Given task. Write out each line from the data below that includes the word "appropriate".

Supplied information.
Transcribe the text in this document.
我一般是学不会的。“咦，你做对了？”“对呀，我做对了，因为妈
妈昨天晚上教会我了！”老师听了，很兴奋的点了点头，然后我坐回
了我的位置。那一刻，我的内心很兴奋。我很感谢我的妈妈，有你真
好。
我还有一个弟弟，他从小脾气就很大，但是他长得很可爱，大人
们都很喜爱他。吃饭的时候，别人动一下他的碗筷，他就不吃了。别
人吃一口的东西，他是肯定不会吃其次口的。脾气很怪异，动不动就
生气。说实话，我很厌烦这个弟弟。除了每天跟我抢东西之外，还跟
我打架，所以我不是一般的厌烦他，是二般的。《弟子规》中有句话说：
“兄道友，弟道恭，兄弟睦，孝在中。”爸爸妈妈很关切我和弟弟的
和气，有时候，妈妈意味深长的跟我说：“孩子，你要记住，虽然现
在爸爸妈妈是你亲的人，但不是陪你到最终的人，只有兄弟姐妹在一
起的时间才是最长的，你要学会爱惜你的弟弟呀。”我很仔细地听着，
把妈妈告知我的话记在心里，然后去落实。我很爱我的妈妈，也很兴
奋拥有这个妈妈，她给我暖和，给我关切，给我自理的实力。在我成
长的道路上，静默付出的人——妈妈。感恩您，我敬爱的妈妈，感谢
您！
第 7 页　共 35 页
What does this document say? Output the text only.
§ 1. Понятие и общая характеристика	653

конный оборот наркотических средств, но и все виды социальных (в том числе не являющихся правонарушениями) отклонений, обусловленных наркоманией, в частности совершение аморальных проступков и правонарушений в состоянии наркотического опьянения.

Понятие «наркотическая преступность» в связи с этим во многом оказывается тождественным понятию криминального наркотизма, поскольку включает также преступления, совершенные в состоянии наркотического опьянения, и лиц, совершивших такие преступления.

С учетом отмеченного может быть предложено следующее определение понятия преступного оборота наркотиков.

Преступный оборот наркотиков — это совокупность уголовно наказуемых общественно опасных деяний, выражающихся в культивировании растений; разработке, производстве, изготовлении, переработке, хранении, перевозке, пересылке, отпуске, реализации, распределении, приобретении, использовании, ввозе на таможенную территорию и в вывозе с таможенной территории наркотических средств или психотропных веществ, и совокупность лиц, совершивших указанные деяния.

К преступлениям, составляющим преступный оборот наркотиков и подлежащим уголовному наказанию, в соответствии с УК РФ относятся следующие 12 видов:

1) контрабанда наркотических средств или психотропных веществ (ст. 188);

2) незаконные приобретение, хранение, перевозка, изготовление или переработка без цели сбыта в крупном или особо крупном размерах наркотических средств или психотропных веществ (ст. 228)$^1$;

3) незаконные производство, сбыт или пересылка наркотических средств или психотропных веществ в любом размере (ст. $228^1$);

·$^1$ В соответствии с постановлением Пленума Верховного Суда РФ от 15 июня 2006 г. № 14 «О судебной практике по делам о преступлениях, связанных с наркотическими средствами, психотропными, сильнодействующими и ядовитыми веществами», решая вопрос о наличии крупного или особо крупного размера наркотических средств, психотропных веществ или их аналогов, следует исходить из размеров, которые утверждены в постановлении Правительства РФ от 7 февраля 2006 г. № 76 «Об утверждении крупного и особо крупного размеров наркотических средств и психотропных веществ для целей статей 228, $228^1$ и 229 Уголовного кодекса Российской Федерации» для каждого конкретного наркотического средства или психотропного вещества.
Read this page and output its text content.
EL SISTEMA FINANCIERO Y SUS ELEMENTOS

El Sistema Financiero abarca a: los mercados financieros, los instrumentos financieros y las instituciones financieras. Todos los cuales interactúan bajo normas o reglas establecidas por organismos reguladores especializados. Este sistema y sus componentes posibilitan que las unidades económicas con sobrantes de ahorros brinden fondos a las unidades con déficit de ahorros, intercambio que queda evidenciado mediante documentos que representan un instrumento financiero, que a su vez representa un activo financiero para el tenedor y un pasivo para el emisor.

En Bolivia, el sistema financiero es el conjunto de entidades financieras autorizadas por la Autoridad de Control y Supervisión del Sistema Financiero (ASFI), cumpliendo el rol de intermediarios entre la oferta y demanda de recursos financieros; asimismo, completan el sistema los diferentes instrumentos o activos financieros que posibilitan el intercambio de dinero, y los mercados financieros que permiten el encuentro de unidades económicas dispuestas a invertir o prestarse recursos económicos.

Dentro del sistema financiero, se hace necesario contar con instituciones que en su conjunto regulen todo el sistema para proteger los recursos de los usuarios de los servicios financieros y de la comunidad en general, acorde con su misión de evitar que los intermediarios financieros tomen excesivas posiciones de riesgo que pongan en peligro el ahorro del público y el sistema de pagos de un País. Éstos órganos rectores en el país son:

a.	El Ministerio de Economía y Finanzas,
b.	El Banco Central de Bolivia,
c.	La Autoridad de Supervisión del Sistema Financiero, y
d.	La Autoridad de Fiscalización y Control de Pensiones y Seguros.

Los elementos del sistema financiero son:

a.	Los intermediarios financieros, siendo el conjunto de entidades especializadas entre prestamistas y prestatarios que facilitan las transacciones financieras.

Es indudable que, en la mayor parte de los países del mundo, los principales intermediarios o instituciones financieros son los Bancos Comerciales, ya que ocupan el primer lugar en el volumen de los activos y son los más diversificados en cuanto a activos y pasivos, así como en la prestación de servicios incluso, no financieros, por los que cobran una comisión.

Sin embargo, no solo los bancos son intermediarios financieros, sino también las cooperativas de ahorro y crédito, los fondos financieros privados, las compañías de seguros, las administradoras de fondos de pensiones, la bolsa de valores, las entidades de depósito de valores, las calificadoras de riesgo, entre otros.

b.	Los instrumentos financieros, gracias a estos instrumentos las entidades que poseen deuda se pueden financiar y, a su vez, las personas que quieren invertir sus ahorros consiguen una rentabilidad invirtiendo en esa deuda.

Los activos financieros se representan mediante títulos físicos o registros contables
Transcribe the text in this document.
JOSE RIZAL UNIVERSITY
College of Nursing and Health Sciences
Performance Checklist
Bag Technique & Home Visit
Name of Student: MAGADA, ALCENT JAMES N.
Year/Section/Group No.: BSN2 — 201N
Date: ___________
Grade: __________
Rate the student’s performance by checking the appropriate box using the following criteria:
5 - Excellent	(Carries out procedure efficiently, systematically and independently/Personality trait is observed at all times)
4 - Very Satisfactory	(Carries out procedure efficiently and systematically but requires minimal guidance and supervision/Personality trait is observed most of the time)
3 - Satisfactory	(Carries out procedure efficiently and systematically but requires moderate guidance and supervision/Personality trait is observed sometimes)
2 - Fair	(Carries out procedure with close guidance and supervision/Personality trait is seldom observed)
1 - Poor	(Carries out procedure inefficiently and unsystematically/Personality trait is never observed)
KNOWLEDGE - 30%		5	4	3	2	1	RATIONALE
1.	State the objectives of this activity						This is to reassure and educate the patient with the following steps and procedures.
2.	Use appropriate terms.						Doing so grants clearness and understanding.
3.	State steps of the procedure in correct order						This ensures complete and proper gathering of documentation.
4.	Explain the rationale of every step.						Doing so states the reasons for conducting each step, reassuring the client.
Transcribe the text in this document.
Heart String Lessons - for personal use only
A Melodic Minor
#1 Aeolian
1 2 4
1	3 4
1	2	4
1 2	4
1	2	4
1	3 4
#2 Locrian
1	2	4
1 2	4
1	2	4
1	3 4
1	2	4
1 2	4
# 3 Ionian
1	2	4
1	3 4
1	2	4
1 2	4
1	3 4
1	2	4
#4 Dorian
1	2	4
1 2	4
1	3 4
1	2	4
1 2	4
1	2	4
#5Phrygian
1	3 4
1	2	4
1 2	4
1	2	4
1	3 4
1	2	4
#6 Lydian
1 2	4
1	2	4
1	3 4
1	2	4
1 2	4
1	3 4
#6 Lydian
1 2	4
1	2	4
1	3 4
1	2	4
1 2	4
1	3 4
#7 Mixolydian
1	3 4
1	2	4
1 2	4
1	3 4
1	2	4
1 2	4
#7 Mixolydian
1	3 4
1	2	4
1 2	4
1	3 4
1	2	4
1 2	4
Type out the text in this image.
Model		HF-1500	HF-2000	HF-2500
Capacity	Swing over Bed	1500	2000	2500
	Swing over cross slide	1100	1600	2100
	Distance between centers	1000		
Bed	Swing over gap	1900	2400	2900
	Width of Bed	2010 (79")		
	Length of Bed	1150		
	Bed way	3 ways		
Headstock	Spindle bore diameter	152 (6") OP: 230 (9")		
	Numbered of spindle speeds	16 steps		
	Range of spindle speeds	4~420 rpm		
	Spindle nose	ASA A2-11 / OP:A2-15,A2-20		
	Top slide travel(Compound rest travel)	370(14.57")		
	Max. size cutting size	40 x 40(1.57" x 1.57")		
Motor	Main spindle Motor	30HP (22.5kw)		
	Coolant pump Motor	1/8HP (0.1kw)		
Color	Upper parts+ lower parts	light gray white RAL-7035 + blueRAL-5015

Result of the exercise.
Rate the student’s performance by checking the appropriate box using the following criteria:
2.	Use appropriate terms.						Doing so grants clearness and understanding.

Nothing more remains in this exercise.